EXERCISE AIM.
In the entries below, every line with the string "modo" is to be reported.

[Excerpts from a transcription dataset]
[Start of Attachment]
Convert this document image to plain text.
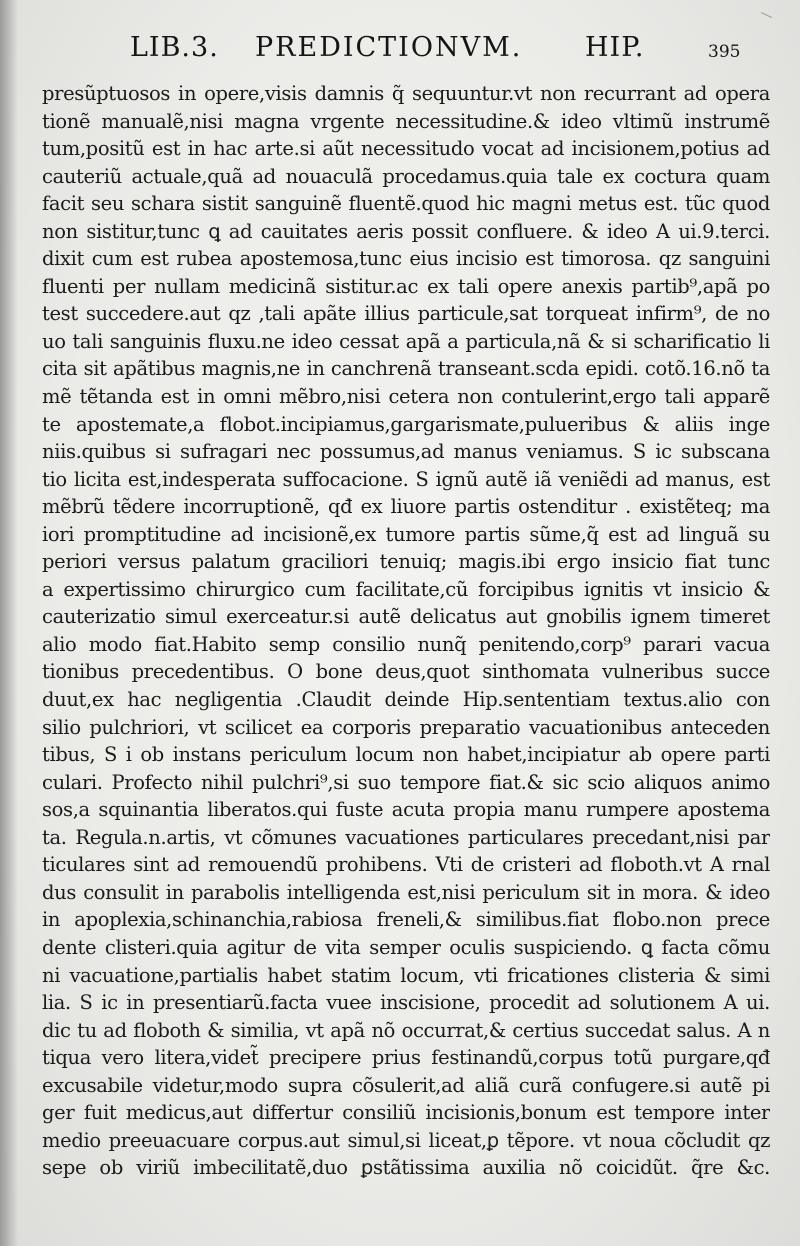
LIB.3. PREDICTIONVM. HIP.	395
presũptuosos in opere,visis damnis q̃ sequuntur.vt non recurrant ad opera
tionẽ manualẽ,nisi magna vrgente necessitudine.& ideo vltimũ instrumẽ
tum,positũ est in hac arte.si aũt necessitudo vocat ad incisionem,potius ad
cauteriũ actuale,quã ad nouaculã procedamus.quia tale ex coctura quam
facit seu schara sistit sanguinẽ fluentẽ.quod hic magni metus est. tũc quod
non sistitur,tunc ꝗ ad cauitates aeris possit confluere. & ideo A ui.9.terci.
dixit cum est rubea apostemosa,tunc eius incisio est timorosa. qz sanguini
fluenti per nullam medicinã sistitur.ac ex tali opere anexis partib⁹,apã po
test succedere.aut qz ,tali apãte illius particule,sat torqueat infirm⁹, de no
uo tali sanguinis fluxu.ne ideo cessat apã a particula,nã & si scharificatio li
cita sit apãtibus magnis,ne in canchrenã transeant.scda epidi. cotõ.16.nõ ta
mẽ tẽtanda est in omni mẽbro,nisi cetera non contulerint,ergo tali apparẽ
te apostemate,a flobot.incipiamus,gargarismate,pulueribus & aliis inge
niis.quibus si sufragari nec possumus,ad manus veniamus. S ic subscana
tio licita est,indesperata suffocacione. S ignũ autẽ iã veniẽdi ad manus, est
mẽbrũ tẽdere incorruptionẽ, qđ ex liuore partis ostenditur . existẽteq; ma
iori promptitudine ad incisionẽ,ex tumore partis sũme,q̃ est ad linguã su
periori versus palatum graciliori tenuiq; magis.ibi ergo insicio fiat tunc
a expertissimo chirurgico cum facilitate,cũ forcipibus ignitis vt insicio &
cauterizatio simul exerceatur.si autẽ delicatus aut gnobilis ignem timeret
alio modo fiat.Habito semp consilio nunq̃ penitendo,corp⁹ parari vacua
tionibus precedentibus. O bone deus,quot sinthomata vulneribus succe
duut,ex hac negligentia .Claudit deinde Hip.sententiam textus.alio con
silio pulchriori, vt scilicet ea corporis preparatio vacuationibus anteceden
tibus, S i ob instans periculum locum non habet,incipiatur ab opere parti
culari. Profecto nihil pulchri⁹,si suo tempore fiat.& sic scio aliquos animo
sos,a squinantia liberatos.qui fuste acuta propia manu rumpere apostema
ta. Regula.n.artis, vt cõmunes vacuationes particulares precedant,nisi par
ticulares sint ad remouendũ prohibens. Vti de cristeri ad floboth.vt A rnal
dus consulit in parabolis intelligenda est,nisi periculum sit in mora. & ideo
in apoplexia,schinanchia,rabiosa freneli,& similibus.fiat flobo.non prece
dente clisteri.quia agitur de vita semper oculis suspiciendo. ꝗ facta cõmu
ni vacuatione,partialis habet statim locum, vti fricationes clisteria & simi
lia. S ic in presentiarũ.facta vuee inscisione, procedit ad solutionem A ui.
dic tu ad floboth & similia, vt apã nõ occurrat,& certius succedat salus. A n
tiqua vero litera,videt̃ precipere prius festinandũ,corpus totũ purgare,qđ
excusabile videtur,modo supra cõsulerit,ad aliã curã confugere.si autẽ pi
ger fuit medicus,aut differtur consiliũ incisionis,bonum est tempore inter
medio preeuacuare corpus.aut simul,si liceat,ꝑ tẽpore. vt noua cõcludit qz
sepe ob viriũ imbecilitatẽ,duo ꝑstãtissima auxilia nõ coicidũt. q̃re &c.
[End of Attachment]
ANSWER TO THIS TASK.
alio modo fiat.Habito semp consilio nunq̃ penitendo,corp⁹ parari vacua
excusabile videtur,modo supra cõsulerit,ad aliã curã confugere.si autẽ pi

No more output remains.